_Challenge_: What follows is a set of records; repeat all of them exactly.

_Input_:
>>>>
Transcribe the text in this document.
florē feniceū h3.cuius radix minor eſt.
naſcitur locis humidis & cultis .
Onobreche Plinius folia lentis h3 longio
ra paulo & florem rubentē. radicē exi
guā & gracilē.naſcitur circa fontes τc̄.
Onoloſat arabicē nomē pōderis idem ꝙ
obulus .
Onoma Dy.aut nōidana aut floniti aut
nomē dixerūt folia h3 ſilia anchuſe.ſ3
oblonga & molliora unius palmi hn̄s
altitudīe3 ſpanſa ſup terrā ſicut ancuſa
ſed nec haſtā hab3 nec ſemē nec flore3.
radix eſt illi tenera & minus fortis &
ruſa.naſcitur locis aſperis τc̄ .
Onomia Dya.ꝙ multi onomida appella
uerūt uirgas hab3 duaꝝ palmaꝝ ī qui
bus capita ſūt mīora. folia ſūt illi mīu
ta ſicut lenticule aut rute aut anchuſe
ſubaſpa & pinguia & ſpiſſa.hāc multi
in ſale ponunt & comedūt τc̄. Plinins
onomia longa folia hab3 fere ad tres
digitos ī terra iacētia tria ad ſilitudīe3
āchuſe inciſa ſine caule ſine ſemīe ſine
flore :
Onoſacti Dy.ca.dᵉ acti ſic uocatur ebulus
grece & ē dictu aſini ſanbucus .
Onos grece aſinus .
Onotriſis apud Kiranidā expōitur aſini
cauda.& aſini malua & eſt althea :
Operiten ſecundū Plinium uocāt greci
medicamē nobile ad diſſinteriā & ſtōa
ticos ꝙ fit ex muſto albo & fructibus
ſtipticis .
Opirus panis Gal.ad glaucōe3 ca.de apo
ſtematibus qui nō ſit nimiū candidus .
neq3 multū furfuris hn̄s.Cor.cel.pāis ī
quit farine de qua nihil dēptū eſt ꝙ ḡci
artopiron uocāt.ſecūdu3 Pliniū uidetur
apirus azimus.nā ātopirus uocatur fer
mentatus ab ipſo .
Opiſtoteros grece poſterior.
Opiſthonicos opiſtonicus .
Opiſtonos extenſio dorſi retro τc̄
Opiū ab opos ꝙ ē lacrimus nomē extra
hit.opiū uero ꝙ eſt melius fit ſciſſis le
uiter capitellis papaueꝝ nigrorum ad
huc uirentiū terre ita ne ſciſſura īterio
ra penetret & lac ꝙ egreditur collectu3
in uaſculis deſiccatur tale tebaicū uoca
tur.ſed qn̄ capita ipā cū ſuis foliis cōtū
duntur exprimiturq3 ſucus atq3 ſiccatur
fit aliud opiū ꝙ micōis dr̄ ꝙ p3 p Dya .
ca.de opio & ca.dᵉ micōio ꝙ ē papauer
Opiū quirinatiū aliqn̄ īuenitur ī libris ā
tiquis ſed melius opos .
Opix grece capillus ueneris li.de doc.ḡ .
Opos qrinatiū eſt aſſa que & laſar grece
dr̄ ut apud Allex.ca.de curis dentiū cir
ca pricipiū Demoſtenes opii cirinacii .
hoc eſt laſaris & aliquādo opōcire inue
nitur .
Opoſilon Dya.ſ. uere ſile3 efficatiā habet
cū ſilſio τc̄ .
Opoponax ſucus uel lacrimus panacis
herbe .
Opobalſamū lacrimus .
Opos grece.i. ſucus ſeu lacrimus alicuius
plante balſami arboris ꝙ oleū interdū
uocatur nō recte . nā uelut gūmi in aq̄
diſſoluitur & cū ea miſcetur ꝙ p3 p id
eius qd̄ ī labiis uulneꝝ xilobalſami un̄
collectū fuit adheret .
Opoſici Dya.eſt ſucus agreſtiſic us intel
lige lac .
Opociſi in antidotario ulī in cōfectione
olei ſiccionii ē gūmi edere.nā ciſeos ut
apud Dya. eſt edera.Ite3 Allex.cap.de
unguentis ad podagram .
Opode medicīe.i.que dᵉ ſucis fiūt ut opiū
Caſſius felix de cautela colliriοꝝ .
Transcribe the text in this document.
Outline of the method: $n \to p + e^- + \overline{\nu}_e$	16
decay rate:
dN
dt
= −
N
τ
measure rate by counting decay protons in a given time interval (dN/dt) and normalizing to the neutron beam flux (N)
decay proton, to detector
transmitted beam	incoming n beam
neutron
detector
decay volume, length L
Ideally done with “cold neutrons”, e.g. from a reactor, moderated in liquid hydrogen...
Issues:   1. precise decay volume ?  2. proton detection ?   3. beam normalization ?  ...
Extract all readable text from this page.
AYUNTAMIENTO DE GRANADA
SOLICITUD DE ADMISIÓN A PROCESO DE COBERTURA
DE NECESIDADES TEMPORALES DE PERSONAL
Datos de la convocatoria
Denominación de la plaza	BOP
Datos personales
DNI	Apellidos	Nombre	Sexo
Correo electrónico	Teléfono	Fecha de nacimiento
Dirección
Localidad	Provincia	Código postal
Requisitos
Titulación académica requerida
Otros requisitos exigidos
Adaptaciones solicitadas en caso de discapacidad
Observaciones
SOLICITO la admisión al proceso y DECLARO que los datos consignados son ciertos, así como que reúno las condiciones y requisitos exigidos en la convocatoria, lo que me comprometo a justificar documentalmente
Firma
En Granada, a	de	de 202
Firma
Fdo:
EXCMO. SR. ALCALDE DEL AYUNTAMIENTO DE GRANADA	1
<<<<
_Answer for the task_:
Transcribe the text in this document.
florē feniceū h3.cuius radix minor eſt.
naſcitur locis humidis & cultis .
Onobreche Plinius folia lentis h3 longio
ra paulo & florem rubentē. radicē exi
guā & gracilē.naſcitur circa fontes τc̄.
Onoloſat arabicē nomē pōderis idem ꝙ
obulus .
Onoma Dy.aut nōidana aut floniti aut
nomē dixerūt folia h3 ſilia anchuſe.ſ3
oblonga & molliora unius palmi hn̄s
altitudīe3 ſpanſa ſup terrā ſicut ancuſa
ſed nec haſtā hab3 nec ſemē nec flore3.
radix eſt illi tenera & minus fortis &
ruſa.naſcitur locis aſperis τc̄ .
Onomia Dya.ꝙ multi onomida appella
uerūt uirgas hab3 duaꝝ palmaꝝ ī qui
bus capita ſūt mīora. folia ſūt illi mīu
ta ſicut lenticule aut rute aut anchuſe
ſubaſpa & pinguia & ſpiſſa.hāc multi
in ſale ponunt & comedūt τc̄. Plinins
onomia longa folia hab3 fere ad tres
digitos ī terra iacētia tria ad ſilitudīe3
āchuſe inciſa ſine caule ſine ſemīe ſine
flore :
Onoſacti Dy.ca.dᵉ acti ſic uocatur ebulus
grece & ē dictu aſini ſanbucus .
Onos grece aſinus .
Onotriſis apud Kiranidā expōitur aſini
cauda.& aſini malua & eſt althea :
Operiten ſecundū Plinium uocāt greci
medicamē nobile ad diſſinteriā & ſtōa
ticos ꝙ fit ex muſto albo & fructibus
ſtipticis .
Opirus panis Gal.ad glaucōe3 ca.de apo
ſtematibus qui nō ſit nimiū candidus .
neq3 multū furfuris hn̄s.Cor.cel.pāis ī
quit farine de qua nihil dēptū eſt ꝙ ḡci
artopiron uocāt.ſecūdu3 Pliniū uidetur
apirus azimus.nā ātopirus uocatur fer
mentatus ab ipſo .
Opiſtoteros grece poſterior.
Opiſthonicos opiſtonicus .
Opiſtonos extenſio dorſi retro τc̄
Opiū ab opos ꝙ ē lacrimus nomē extra
hit.opiū uero ꝙ eſt melius fit ſciſſis le
uiter capitellis papaueꝝ nigrorum ad
huc uirentiū terre ita ne ſciſſura īterio
ra penetret & lac ꝙ egreditur collectu3
in uaſculis deſiccatur tale tebaicū uoca
tur.ſed qn̄ capita ipā cū ſuis foliis cōtū
duntur exprimiturq3 ſucus atq3 ſiccatur
fit aliud opiū ꝙ micōis dr̄ ꝙ p3 p Dya .
ca.de opio & ca.dᵉ micōio ꝙ ē papauer
Opiū quirinatiū aliqn̄ īuenitur ī libris ā
tiquis ſed melius opos .
Opix grece capillus ueneris li.de doc.ḡ .
Opos qrinatiū eſt aſſa que & laſar grece
dr̄ ut apud Allex.ca.de curis dentiū cir
ca pricipiū Demoſtenes opii cirinacii .
hoc eſt laſaris & aliquādo opōcire inue
nitur .
Opoſilon Dya.ſ. uere ſile3 efficatiā habet
cū ſilſio τc̄ .
Opoponax ſucus uel lacrimus panacis
herbe .
Opobalſamū lacrimus .
Opos grece.i. ſucus ſeu lacrimus alicuius
plante balſami arboris ꝙ oleū interdū
uocatur nō recte . nā uelut gūmi in aq̄
diſſoluitur & cū ea miſcetur ꝙ p3 p id
eius qd̄ ī labiis uulneꝝ xilobalſami un̄
collectū fuit adheret .
Opoſici Dya.eſt ſucus agreſtiſic us intel
lige lac .
Opociſi in antidotario ulī in cōfectione
olei ſiccionii ē gūmi edere.nā ciſeos ut
apud Dya. eſt edera.Ite3 Allex.cap.de
unguentis ad podagram .
Opode medicīe.i.que dᵉ ſucis fiūt ut opiū
Caſſius felix de cautela colliriοꝝ .
Transcribe the text in this document.
Outline of the method: $n \to p + e^- + \overline{\nu}_e$	16
decay rate:
dN
dt
= −
N
τ
measure rate by counting decay protons in a given time interval (dN/dt) and normalizing to the neutron beam flux (N)
decay proton, to detector
transmitted beam	incoming n beam
neutron
detector
decay volume, length L
Ideally done with “cold neutrons”, e.g. from a reactor, moderated in liquid hydrogen...
Issues:   1. precise decay volume ?  2. proton detection ?   3. beam normalization ?  ...
Extract all readable text from this page.
AYUNTAMIENTO DE GRANADA
SOLICITUD DE ADMISIÓN A PROCESO DE COBERTURA
DE NECESIDADES TEMPORALES DE PERSONAL
Datos de la convocatoria
Denominación de la plaza	BOP
Datos personales
DNI	Apellidos	Nombre	Sexo
Correo electrónico	Teléfono	Fecha de nacimiento
Dirección
Localidad	Provincia	Código postal
Requisitos
Titulación académica requerida
Otros requisitos exigidos
Adaptaciones solicitadas en caso de discapacidad
Observaciones
SOLICITO la admisión al proceso y DECLARO que los datos consignados son ciertos, así como que reúno las condiciones y requisitos exigidos en la convocatoria, lo que me comprometo a justificar documentalmente
Firma
En Granada, a	de	de 202
Firma
Fdo:
EXCMO. SR. ALCALDE DEL AYUNTAMIENTO DE GRANADA	1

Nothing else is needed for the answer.